» **Questions on the material**
1) Translate this sentence from the browser-testing discussion into Spanish: "Netscape has had good support for regexps since 4.0, IE since 5.0."
2) According to the browser-testing discussion, which test fails when Mozilla/Phoenix is used on Windows?

───── Source text


    Otherwise, the other tests worked quite well.

    --

    Using Mozilla/Phoenix on win - the 'Import XML' test fails on my system.

    From the Phoenix JS console:
    Error: xmlDoc.getElementsByTagName("apple")[0] has no properties
    Source File: http://developer.apple.com/internet/javascript/tes ts/import.html
    Line: 31

  6. Re:I still prefer Safari! by Anonymous Coward · · Score: 3, Funny

    If it doesn't work in Safari, then you try the first one on your list, which is ... let's see ... Safari. I don't think that is an optimal strategy.

  7. not a total waste of time... by russcoon · · Score: 5, Informative

    This article isn't bad, but it only scratches the surface of a lot of more insidious problems with all the browsers "tested".

    For instance, no real differentiation is made between DOM 0, DOM 1, and DOM 2 style events and their setters. There's not even a whisper about mutation events. The section on "display" properties totally misses the related (and more useful) problems of using attribute getters and setters in the various browsers. Ever tried setting a div to have overflow="scroll" on Safari?

    One last nit: does anyone else find it uber-annoying that ADC's articles don't have authorship attribution?

  8. Re:interesting... by russcoon · · Score: 4, Informative

    Um, it's because Opera 6.x has no DOM support to speak of. V7 is showing real promise on the platforms it's available on, but the Opera 6 series is notoriously bad at anything that isn't straight-up HTML w/ CSS.

  9. They did not test JavaScript by DeadSea · · Score: 3, Interesting
    I would be very interested to see how regular expressions (a core part of the JavaScript language) stack up in various browsers. Netscape has had good support for regexps since 4.0, IE since 5.0. Opera still seems to be lacking in these regards.

    I'm basing this on my experience writing a contact form that thwarts spam. It has (optional) client side verification of the fields based on regular expressions. (The same regular expressions are then used again on the server, the client side stuff just makes it fail fast.) When a web browser thinks it supports JavaScript, but doesn't do it well enough this runs into problems. I keep finding browsers that like the regular expressions I use.

    If you are using an uncommon browser, I would appretiate the testing. Please go to my contact page and fill out a valid email address but no subject or message. If your browser works correctly, you should not get an error about the email address. Then send me the results. (If you do have problems, disable JavaScript first.)

──────────
───── Dataset records

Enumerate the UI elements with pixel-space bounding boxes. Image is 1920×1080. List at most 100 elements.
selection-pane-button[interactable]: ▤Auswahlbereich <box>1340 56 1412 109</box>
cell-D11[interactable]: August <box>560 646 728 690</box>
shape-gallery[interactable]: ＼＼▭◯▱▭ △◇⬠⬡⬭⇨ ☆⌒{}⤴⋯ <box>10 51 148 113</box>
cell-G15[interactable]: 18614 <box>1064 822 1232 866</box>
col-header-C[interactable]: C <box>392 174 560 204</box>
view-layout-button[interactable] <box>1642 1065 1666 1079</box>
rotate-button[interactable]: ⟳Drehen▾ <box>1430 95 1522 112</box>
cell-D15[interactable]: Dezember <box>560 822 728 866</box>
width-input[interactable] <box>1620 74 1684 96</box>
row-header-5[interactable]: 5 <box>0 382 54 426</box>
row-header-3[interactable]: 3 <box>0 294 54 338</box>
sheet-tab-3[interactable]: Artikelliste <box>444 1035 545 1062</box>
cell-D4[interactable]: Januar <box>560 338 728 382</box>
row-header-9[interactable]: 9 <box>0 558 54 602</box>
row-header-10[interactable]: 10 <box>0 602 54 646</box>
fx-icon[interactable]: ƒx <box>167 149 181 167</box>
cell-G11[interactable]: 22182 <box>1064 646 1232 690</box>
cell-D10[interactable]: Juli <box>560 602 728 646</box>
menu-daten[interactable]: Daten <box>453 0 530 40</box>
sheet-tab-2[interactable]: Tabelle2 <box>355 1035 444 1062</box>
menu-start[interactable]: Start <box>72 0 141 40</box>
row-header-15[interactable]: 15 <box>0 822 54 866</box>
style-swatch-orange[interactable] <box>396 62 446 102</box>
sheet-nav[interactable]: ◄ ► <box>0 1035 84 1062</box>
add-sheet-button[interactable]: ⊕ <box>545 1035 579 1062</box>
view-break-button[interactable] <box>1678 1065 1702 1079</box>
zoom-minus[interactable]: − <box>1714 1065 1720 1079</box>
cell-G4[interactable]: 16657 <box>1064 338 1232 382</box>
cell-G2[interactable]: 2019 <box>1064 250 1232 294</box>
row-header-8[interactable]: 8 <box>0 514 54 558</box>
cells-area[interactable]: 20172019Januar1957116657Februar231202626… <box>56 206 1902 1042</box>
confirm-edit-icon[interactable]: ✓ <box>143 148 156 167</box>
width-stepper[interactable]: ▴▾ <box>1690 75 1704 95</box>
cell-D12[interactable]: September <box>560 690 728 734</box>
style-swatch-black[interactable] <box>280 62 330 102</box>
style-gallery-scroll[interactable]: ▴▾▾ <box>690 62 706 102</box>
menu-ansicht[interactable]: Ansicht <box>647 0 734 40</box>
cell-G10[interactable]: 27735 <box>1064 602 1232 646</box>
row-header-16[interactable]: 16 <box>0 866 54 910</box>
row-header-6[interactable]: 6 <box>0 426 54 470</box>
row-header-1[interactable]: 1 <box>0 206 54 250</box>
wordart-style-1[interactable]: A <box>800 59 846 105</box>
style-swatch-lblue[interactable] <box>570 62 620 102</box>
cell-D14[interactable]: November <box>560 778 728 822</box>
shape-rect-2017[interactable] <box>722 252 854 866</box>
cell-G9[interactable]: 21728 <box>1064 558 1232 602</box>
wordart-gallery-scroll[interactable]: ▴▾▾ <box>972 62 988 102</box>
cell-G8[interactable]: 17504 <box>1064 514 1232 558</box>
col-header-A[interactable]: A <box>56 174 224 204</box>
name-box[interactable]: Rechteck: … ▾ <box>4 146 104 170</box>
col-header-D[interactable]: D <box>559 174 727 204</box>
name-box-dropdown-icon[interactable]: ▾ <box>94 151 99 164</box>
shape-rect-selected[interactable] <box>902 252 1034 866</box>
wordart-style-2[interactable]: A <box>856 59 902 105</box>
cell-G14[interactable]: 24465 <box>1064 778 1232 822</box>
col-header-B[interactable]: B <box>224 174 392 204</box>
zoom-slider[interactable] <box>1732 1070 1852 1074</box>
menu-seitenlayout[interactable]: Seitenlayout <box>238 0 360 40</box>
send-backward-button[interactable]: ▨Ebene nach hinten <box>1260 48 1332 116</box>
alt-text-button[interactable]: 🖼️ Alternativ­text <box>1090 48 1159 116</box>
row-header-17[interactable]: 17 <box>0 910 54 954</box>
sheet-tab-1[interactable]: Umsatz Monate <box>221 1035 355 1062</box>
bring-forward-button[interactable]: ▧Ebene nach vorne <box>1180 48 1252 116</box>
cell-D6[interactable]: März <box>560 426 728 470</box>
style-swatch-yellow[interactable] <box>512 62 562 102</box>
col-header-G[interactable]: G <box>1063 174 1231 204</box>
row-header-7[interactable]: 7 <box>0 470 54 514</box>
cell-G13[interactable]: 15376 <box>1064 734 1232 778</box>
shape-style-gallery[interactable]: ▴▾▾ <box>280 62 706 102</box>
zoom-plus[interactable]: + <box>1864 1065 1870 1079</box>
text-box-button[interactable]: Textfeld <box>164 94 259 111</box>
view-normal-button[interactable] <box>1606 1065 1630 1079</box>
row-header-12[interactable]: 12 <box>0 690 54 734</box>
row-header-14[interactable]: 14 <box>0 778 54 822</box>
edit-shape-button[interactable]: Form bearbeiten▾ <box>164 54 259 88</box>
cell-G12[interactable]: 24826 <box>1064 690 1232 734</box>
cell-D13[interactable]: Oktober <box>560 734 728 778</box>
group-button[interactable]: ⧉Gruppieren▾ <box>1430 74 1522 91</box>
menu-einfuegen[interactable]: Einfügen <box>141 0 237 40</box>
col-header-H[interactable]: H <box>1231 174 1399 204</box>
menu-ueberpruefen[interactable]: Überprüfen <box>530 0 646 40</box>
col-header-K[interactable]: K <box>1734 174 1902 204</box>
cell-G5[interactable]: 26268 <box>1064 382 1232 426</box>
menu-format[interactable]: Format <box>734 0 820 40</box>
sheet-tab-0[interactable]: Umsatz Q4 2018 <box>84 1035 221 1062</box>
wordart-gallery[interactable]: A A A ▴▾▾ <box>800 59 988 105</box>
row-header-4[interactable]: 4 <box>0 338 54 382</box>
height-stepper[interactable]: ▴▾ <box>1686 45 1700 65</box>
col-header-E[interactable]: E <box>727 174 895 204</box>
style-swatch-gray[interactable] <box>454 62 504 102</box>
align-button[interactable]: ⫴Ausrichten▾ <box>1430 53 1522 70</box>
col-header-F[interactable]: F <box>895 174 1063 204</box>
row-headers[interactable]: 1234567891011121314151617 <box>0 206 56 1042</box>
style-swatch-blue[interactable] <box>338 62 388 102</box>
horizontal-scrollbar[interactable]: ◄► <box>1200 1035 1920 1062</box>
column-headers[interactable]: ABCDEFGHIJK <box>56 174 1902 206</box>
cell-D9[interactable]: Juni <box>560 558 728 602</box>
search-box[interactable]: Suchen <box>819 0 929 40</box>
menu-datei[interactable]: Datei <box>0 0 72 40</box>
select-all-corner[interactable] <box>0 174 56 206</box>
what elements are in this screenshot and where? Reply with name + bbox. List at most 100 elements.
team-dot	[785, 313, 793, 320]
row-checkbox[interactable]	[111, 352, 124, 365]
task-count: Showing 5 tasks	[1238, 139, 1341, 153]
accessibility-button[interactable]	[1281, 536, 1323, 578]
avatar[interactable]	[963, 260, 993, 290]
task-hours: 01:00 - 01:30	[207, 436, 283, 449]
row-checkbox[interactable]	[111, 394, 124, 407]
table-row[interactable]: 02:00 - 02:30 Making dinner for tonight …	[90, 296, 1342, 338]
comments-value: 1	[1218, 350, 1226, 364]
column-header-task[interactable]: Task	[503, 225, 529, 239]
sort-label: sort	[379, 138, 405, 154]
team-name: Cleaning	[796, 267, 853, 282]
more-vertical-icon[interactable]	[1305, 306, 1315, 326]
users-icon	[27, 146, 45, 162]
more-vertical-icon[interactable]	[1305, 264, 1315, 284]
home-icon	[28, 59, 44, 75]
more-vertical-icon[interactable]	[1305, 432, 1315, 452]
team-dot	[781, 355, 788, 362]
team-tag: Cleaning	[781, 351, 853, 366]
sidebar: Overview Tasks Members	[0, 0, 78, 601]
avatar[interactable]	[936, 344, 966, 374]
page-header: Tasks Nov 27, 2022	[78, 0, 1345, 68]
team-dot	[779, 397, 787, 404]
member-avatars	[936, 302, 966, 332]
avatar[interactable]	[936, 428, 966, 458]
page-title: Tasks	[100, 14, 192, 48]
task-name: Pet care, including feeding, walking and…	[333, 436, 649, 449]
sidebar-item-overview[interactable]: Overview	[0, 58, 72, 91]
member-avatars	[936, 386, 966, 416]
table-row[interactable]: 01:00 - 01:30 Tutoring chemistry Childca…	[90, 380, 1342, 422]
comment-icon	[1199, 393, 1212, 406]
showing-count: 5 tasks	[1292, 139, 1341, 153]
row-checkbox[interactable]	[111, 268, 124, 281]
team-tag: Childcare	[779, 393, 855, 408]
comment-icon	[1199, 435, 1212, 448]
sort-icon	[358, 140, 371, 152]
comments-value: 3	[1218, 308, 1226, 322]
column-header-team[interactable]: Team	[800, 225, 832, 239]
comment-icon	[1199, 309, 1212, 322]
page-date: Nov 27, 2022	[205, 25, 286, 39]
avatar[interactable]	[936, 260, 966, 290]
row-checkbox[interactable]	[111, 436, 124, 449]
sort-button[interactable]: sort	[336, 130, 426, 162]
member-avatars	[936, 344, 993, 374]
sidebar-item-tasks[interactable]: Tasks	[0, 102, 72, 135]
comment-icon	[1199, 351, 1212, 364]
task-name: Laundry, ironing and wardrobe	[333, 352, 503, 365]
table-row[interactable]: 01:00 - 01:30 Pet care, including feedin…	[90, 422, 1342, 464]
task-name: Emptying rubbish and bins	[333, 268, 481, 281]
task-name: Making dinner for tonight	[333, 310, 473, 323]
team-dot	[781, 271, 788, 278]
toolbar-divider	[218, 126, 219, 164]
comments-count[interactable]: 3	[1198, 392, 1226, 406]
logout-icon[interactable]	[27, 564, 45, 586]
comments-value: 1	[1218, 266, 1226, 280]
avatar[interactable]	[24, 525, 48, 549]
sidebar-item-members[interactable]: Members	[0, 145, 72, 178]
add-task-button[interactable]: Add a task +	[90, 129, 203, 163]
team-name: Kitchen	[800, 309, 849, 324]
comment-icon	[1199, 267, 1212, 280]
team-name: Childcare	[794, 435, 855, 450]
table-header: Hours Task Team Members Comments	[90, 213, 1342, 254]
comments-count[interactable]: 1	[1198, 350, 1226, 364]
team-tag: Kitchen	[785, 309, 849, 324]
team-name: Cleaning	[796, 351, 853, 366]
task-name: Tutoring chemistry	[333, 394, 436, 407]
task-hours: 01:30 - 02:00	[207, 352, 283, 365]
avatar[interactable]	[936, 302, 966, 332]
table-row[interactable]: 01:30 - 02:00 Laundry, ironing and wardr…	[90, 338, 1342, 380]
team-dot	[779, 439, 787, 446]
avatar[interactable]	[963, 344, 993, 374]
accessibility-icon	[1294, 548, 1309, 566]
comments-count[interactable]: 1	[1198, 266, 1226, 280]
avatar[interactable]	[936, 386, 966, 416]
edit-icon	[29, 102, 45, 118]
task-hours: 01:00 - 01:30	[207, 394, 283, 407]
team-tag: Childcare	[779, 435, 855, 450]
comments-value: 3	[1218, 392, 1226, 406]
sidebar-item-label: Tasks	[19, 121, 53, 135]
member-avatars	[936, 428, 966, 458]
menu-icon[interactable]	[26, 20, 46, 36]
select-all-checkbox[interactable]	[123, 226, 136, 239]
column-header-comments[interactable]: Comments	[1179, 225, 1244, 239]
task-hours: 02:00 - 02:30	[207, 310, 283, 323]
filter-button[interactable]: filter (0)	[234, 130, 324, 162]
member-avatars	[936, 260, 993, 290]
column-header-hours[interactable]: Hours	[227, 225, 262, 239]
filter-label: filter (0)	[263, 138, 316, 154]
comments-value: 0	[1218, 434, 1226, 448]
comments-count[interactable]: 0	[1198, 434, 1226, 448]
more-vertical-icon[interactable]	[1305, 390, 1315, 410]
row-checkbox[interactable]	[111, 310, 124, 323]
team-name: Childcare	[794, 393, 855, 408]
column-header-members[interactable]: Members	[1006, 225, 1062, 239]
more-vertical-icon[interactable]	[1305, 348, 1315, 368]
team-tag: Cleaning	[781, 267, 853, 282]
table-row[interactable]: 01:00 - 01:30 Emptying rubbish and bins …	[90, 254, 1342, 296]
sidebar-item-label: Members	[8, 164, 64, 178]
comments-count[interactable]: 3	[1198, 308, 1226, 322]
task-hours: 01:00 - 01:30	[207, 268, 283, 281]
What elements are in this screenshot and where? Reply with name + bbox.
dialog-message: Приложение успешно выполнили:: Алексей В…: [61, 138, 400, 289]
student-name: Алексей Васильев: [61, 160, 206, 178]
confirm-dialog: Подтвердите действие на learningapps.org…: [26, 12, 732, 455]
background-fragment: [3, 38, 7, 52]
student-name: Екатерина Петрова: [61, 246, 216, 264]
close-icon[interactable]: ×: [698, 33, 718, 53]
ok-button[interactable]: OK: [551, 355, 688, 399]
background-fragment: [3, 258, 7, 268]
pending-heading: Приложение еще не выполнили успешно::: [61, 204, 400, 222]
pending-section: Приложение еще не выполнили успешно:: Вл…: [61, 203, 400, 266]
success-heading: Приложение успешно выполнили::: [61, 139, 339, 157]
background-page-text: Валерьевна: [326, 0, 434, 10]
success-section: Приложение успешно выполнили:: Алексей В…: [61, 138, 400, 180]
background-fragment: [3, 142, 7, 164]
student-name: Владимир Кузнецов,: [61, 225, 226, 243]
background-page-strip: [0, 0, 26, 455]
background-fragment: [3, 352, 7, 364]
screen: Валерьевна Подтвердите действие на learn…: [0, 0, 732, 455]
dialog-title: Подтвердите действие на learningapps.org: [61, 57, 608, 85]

──────────

» **Answers by item number**
1) Netscape ha tenido un buen soporte para expresiones regulares desde la versión 4.0, e IE desde la 5.0.

2) The 'Import XML' test.